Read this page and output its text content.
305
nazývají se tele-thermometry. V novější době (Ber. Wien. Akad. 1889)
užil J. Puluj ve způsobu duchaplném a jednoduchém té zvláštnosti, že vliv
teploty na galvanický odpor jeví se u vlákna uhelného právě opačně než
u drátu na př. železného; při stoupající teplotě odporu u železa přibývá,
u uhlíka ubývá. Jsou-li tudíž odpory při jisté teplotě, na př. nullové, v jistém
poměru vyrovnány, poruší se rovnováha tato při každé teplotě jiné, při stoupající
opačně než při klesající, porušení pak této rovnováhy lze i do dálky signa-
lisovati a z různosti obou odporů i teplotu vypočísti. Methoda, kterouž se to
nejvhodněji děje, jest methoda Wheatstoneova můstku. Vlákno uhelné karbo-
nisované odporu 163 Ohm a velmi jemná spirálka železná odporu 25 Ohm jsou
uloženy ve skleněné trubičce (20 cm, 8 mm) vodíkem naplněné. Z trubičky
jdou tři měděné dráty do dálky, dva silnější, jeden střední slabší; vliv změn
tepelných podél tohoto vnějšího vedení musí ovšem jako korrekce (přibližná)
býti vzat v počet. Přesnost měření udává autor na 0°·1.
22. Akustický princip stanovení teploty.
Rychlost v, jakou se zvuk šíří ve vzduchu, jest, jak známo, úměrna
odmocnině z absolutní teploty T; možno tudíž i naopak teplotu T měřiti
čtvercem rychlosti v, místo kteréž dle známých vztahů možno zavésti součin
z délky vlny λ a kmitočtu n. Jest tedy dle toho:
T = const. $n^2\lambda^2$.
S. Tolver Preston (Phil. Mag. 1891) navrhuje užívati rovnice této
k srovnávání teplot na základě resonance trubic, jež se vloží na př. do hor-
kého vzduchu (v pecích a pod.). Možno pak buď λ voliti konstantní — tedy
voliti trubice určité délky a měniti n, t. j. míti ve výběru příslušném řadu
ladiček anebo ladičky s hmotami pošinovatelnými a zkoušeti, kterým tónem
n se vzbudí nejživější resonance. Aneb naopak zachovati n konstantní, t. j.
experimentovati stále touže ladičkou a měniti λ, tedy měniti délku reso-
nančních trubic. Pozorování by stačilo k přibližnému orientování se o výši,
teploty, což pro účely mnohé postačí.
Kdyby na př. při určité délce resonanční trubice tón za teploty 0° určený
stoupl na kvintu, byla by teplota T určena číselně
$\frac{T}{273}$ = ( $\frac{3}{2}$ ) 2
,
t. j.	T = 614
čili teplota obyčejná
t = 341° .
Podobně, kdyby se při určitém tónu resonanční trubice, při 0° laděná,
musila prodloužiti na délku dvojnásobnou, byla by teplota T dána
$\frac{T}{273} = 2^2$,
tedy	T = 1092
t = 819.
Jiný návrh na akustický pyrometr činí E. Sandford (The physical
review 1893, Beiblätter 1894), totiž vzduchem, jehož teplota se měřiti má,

^^^^^^^^

_Short task_
Extract all of the data exactly as written.

_Task solution_
Read this page and output its text content.
305
nazývají se tele-thermometry. V novější době (Ber. Wien. Akad. 1889)
užil J. Puluj ve způsobu duchaplném a jednoduchém té zvláštnosti, že vliv
teploty na galvanický odpor jeví se u vlákna uhelného právě opačně než
u drátu na př. železného; při stoupající teplotě odporu u železa přibývá,
u uhlíka ubývá. Jsou-li tudíž odpory při jisté teplotě, na př. nullové, v jistém
poměru vyrovnány, poruší se rovnováha tato při každé teplotě jiné, při stoupající
opačně než při klesající, porušení pak této rovnováhy lze i do dálky signa-
lisovati a z různosti obou odporů i teplotu vypočísti. Methoda, kterouž se to
nejvhodněji děje, jest methoda Wheatstoneova můstku. Vlákno uhelné karbo-
nisované odporu 163 Ohm a velmi jemná spirálka železná odporu 25 Ohm jsou
uloženy ve skleněné trubičce (20 cm, 8 mm) vodíkem naplněné. Z trubičky
jdou tři měděné dráty do dálky, dva silnější, jeden střední slabší; vliv změn
tepelných podél tohoto vnějšího vedení musí ovšem jako korrekce (přibližná)
býti vzat v počet. Přesnost měření udává autor na 0°·1.
22. Akustický princip stanovení teploty.
Rychlost v, jakou se zvuk šíří ve vzduchu, jest, jak známo, úměrna
odmocnině z absolutní teploty T; možno tudíž i naopak teplotu T měřiti
čtvercem rychlosti v, místo kteréž dle známých vztahů možno zavésti součin
z délky vlny λ a kmitočtu n. Jest tedy dle toho:
T = const. $n^2\lambda^2$.
S. Tolver Preston (Phil. Mag. 1891) navrhuje užívati rovnice této
k srovnávání teplot na základě resonance trubic, jež se vloží na př. do hor-
kého vzduchu (v pecích a pod.). Možno pak buď λ voliti konstantní — tedy
voliti trubice určité délky a měniti n, t. j. míti ve výběru příslušném řadu
ladiček anebo ladičky s hmotami pošinovatelnými a zkoušeti, kterým tónem
n se vzbudí nejživější resonance. Aneb naopak zachovati n konstantní, t. j.
experimentovati stále touže ladičkou a měniti λ, tedy měniti délku reso-
nančních trubic. Pozorování by stačilo k přibližnému orientování se o výši,
teploty, což pro účely mnohé postačí.
Kdyby na př. při určité délce resonanční trubice tón za teploty 0° určený
stoupl na kvintu, byla by teplota T určena číselně
$\frac{T}{273}$ = ( $\frac{3}{2}$ ) 2
,
t. j.	T = 614
čili teplota obyčejná
t = 341° .
Podobně, kdyby se při určitém tónu resonanční trubice, při 0° laděná,
musila prodloužiti na délku dvojnásobnou, byla by teplota T dána
$\frac{T}{273} = 2^2$,
tedy	T = 1092
t = 819.
Jiný návrh na akustický pyrometr činí E. Sandford (The physical
review 1893, Beiblätter 1894), totiž vzduchem, jehož teplota se měřiti má,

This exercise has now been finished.